— GOAL —
In the records below, tally every line containing "оптимального". Report only the total.

— INPUT —
• • • • •

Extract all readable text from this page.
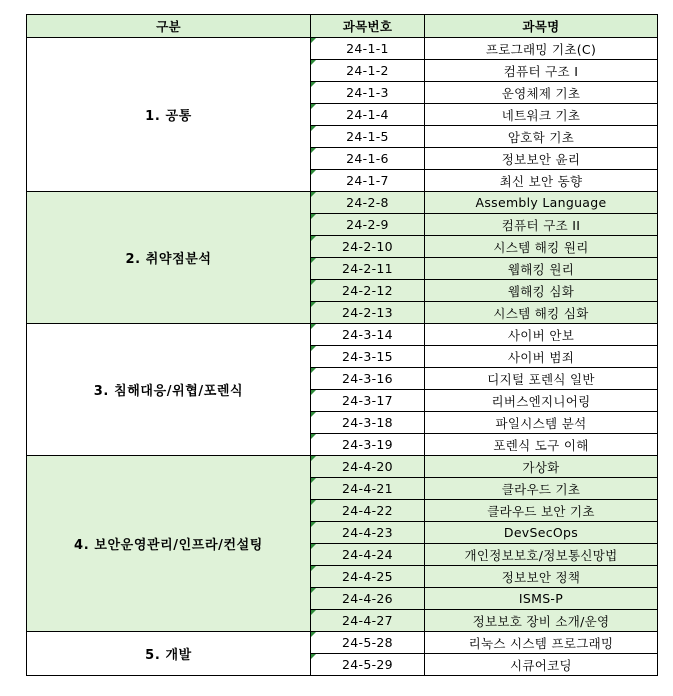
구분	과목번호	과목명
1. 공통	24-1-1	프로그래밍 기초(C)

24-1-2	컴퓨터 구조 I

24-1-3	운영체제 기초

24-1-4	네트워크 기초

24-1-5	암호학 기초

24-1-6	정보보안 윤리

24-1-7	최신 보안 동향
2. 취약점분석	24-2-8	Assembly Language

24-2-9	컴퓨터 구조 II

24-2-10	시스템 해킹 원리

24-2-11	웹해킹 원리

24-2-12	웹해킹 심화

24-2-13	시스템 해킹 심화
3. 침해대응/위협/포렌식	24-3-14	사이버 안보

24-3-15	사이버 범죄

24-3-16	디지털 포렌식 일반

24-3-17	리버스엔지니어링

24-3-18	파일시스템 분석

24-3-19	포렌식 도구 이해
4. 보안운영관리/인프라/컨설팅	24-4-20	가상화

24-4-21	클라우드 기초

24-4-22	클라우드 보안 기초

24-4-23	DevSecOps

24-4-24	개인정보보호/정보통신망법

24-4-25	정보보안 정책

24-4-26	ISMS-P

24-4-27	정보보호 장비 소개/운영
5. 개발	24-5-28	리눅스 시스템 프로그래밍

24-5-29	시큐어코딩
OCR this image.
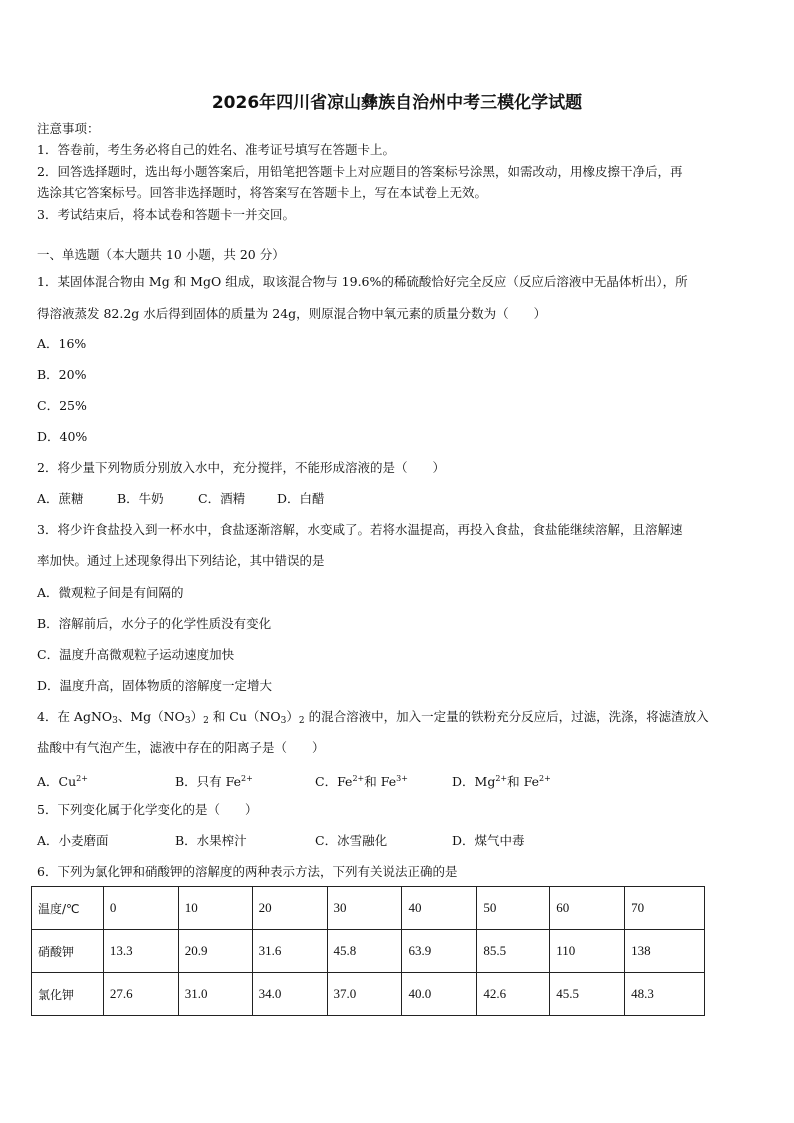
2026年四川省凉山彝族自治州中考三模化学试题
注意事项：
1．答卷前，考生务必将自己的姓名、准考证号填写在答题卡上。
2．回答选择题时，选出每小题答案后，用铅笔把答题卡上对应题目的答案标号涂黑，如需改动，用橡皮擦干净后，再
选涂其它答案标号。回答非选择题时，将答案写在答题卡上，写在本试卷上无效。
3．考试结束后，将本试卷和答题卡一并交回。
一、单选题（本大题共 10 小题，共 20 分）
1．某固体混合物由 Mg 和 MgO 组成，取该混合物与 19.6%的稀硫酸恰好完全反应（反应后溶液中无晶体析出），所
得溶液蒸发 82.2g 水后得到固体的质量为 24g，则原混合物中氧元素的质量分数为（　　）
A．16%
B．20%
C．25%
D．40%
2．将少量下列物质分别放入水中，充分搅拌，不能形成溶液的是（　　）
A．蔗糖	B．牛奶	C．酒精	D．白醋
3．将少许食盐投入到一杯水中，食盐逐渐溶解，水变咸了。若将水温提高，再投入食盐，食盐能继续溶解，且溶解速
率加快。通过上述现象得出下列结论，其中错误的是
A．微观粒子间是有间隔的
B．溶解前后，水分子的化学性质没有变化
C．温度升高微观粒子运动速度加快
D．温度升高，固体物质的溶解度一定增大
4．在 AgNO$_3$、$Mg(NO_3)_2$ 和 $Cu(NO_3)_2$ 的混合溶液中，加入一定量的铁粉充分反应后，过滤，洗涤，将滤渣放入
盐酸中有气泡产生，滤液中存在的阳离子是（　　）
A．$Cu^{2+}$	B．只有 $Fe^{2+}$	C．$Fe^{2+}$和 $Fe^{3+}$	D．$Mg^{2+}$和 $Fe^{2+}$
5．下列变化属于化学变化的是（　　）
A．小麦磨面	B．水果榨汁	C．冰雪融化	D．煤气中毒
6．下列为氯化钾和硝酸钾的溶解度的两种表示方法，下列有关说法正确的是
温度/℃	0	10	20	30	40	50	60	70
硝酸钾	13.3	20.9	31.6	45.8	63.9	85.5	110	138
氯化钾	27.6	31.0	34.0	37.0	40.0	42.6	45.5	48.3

• • • • •

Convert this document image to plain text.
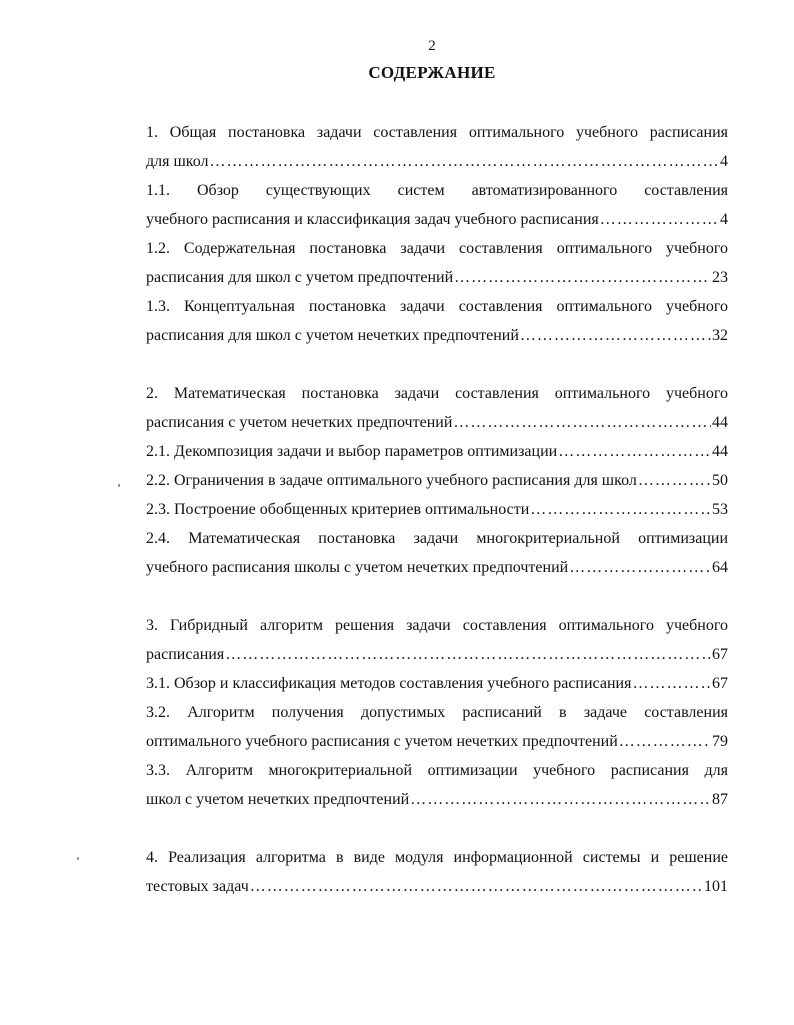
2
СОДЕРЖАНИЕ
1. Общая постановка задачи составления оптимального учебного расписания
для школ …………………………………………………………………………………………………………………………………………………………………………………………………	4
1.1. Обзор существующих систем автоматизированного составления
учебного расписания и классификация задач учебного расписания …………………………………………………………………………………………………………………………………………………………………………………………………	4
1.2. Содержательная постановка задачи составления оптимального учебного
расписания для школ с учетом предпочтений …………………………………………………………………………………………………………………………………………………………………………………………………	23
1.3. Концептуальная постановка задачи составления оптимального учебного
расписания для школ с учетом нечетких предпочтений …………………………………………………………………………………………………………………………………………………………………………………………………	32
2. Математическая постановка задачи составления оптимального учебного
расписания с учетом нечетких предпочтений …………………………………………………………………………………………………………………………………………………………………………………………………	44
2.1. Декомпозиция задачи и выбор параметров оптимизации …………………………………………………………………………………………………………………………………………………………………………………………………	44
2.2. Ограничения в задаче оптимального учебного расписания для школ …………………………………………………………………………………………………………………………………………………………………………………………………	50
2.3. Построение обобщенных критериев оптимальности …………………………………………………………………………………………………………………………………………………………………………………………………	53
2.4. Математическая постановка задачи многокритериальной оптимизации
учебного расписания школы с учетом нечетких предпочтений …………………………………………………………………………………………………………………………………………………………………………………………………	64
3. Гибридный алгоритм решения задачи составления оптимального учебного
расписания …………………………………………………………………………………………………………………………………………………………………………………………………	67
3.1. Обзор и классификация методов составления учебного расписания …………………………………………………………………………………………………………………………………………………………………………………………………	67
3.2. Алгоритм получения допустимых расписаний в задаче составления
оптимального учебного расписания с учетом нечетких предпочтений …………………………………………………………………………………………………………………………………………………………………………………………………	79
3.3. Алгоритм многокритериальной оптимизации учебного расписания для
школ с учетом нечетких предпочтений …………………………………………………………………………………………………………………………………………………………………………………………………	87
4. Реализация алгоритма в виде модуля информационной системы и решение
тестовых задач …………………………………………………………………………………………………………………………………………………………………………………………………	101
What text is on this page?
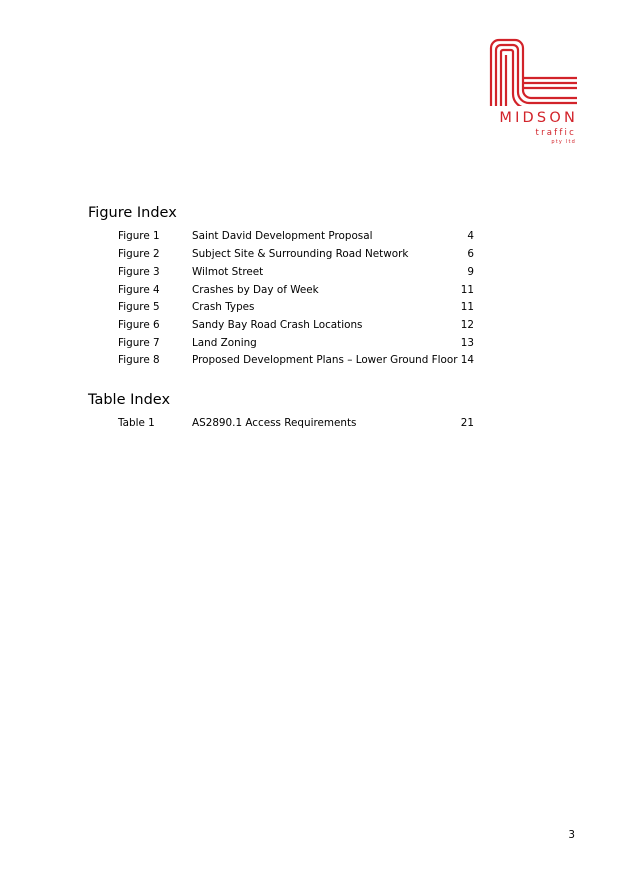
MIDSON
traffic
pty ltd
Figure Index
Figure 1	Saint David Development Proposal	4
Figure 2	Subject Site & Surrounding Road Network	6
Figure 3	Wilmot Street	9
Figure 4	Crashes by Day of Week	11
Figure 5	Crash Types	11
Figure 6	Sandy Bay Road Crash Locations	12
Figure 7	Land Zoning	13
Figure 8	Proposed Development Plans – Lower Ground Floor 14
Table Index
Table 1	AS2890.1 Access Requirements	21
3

• • • • •

— EXERCISE RESULT —
7